-- BEGIN --

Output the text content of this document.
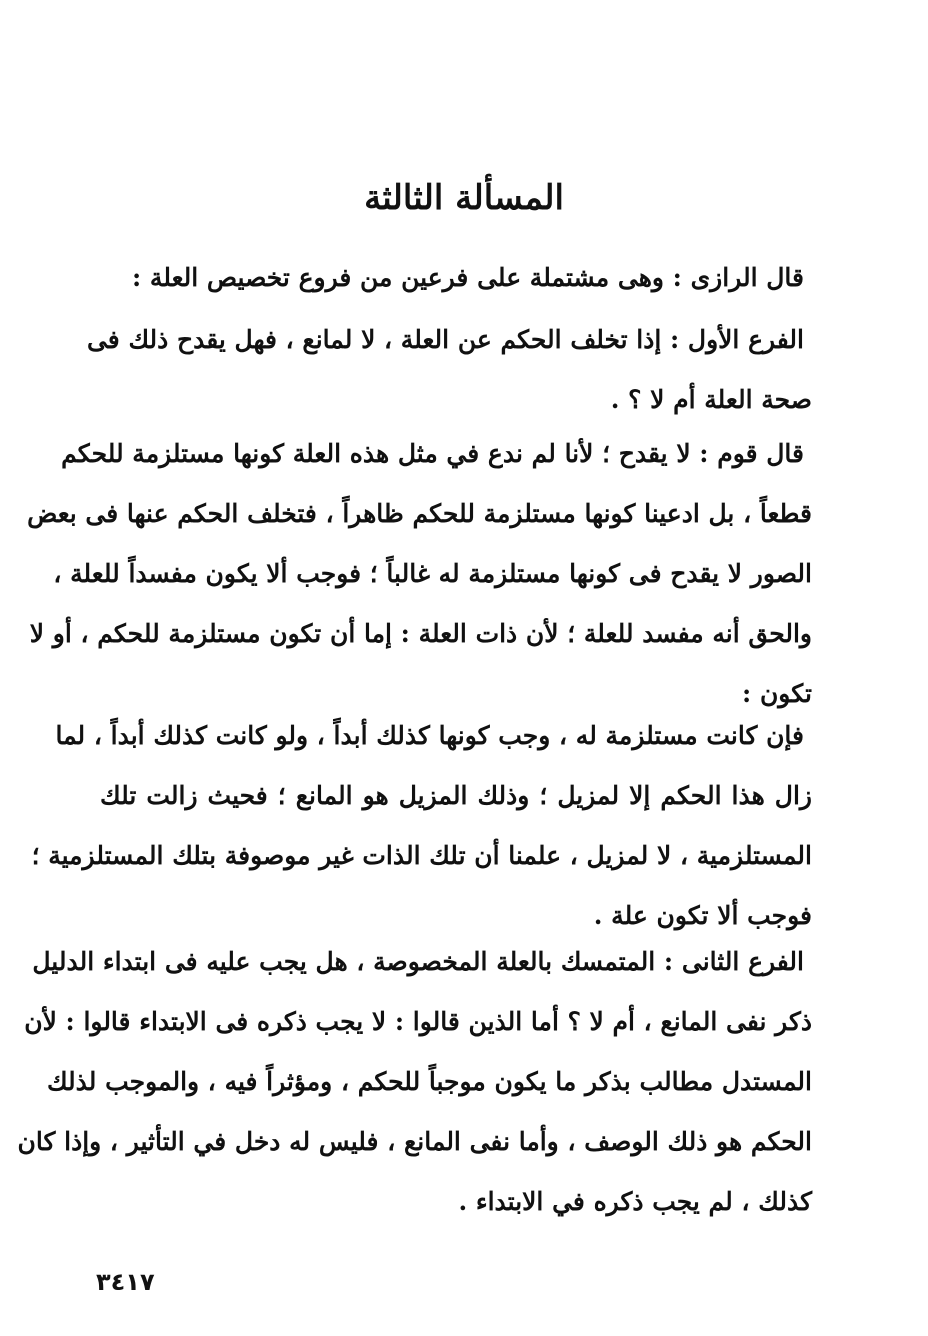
المسألة الثالثة
قال الرازى : وهى مشتملة على فرعين من فروع تخصيص العلة :
الفرع الأول : إذا تخلف الحكم عن العلة ، لا لمانع ، فهل يقدح ذلك فى
صحة العلة أم لا ؟ .
قال قوم : لا يقدح ؛ لأنا لم ندع في مثل هذه العلة كونها مستلزمة للحكم
قطعاً ، بل ادعينا كونها مستلزمة للحكم ظاهراً ، فتخلف الحكم عنها فى بعض
الصور لا يقدح فى كونها مستلزمة له غالباً ؛ فوجب ألا يكون مفسداً للعلة ،
والحق أنه مفسد للعلة ؛ لأن ذات العلة : إما أن تكون مستلزمة للحكم ، أو لا
تكون :
فإن كانت مستلزمة له ، وجب كونها كذلك أبداً ، ولو كانت كذلك أبداً ، لما
زال هذا الحكم إلا لمزيل ؛ وذلك المزيل هو المانع ؛ فحيث زالت تلك
المستلزمية ، لا لمزيل ، علمنا أن تلك الذات غير موصوفة بتلك المستلزمية ؛
فوجب ألا تكون علة .
الفرع الثانى : المتمسك بالعلة المخصوصة ، هل يجب عليه فى ابتداء الدليل
ذكر نفى المانع ، أم لا ؟ أما الذين قالوا : لا يجب ذكره فى الابتداء قالوا : لأن
المستدل مطالب بذكر ما يكون موجباً للحكم ، ومؤثراً فيه ، والموجب لذلك
الحكم هو ذلك الوصف ، وأما نفى المانع ، فليس له دخل في التأثير ، وإذا كان
كذلك ، لم يجب ذكره في الابتداء .
٣٤١٧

-- END --

▸ **SET TASK**:
Each record above should come back exactly the same, only without its pictures.

▸ **TASK OUTPUT**:
Output the text content of this document.
المسألة الثالثة
قال الرازى : وهى مشتملة على فرعين من فروع تخصيص العلة :
الفرع الأول : إذا تخلف الحكم عن العلة ، لا لمانع ، فهل يقدح ذلك فى
صحة العلة أم لا ؟ .
قال قوم : لا يقدح ؛ لأنا لم ندع في مثل هذه العلة كونها مستلزمة للحكم
قطعاً ، بل ادعينا كونها مستلزمة للحكم ظاهراً ، فتخلف الحكم عنها فى بعض
الصور لا يقدح فى كونها مستلزمة له غالباً ؛ فوجب ألا يكون مفسداً للعلة ،
والحق أنه مفسد للعلة ؛ لأن ذات العلة : إما أن تكون مستلزمة للحكم ، أو لا
تكون :
فإن كانت مستلزمة له ، وجب كونها كذلك أبداً ، ولو كانت كذلك أبداً ، لما
زال هذا الحكم إلا لمزيل ؛ وذلك المزيل هو المانع ؛ فحيث زالت تلك
المستلزمية ، لا لمزيل ، علمنا أن تلك الذات غير موصوفة بتلك المستلزمية ؛
فوجب ألا تكون علة .
الفرع الثانى : المتمسك بالعلة المخصوصة ، هل يجب عليه فى ابتداء الدليل
ذكر نفى المانع ، أم لا ؟ أما الذين قالوا : لا يجب ذكره فى الابتداء قالوا : لأن
المستدل مطالب بذكر ما يكون موجباً للحكم ، ومؤثراً فيه ، والموجب لذلك
الحكم هو ذلك الوصف ، وأما نفى المانع ، فليس له دخل في التأثير ، وإذا كان
كذلك ، لم يجب ذكره في الابتداء .
٣٤١٧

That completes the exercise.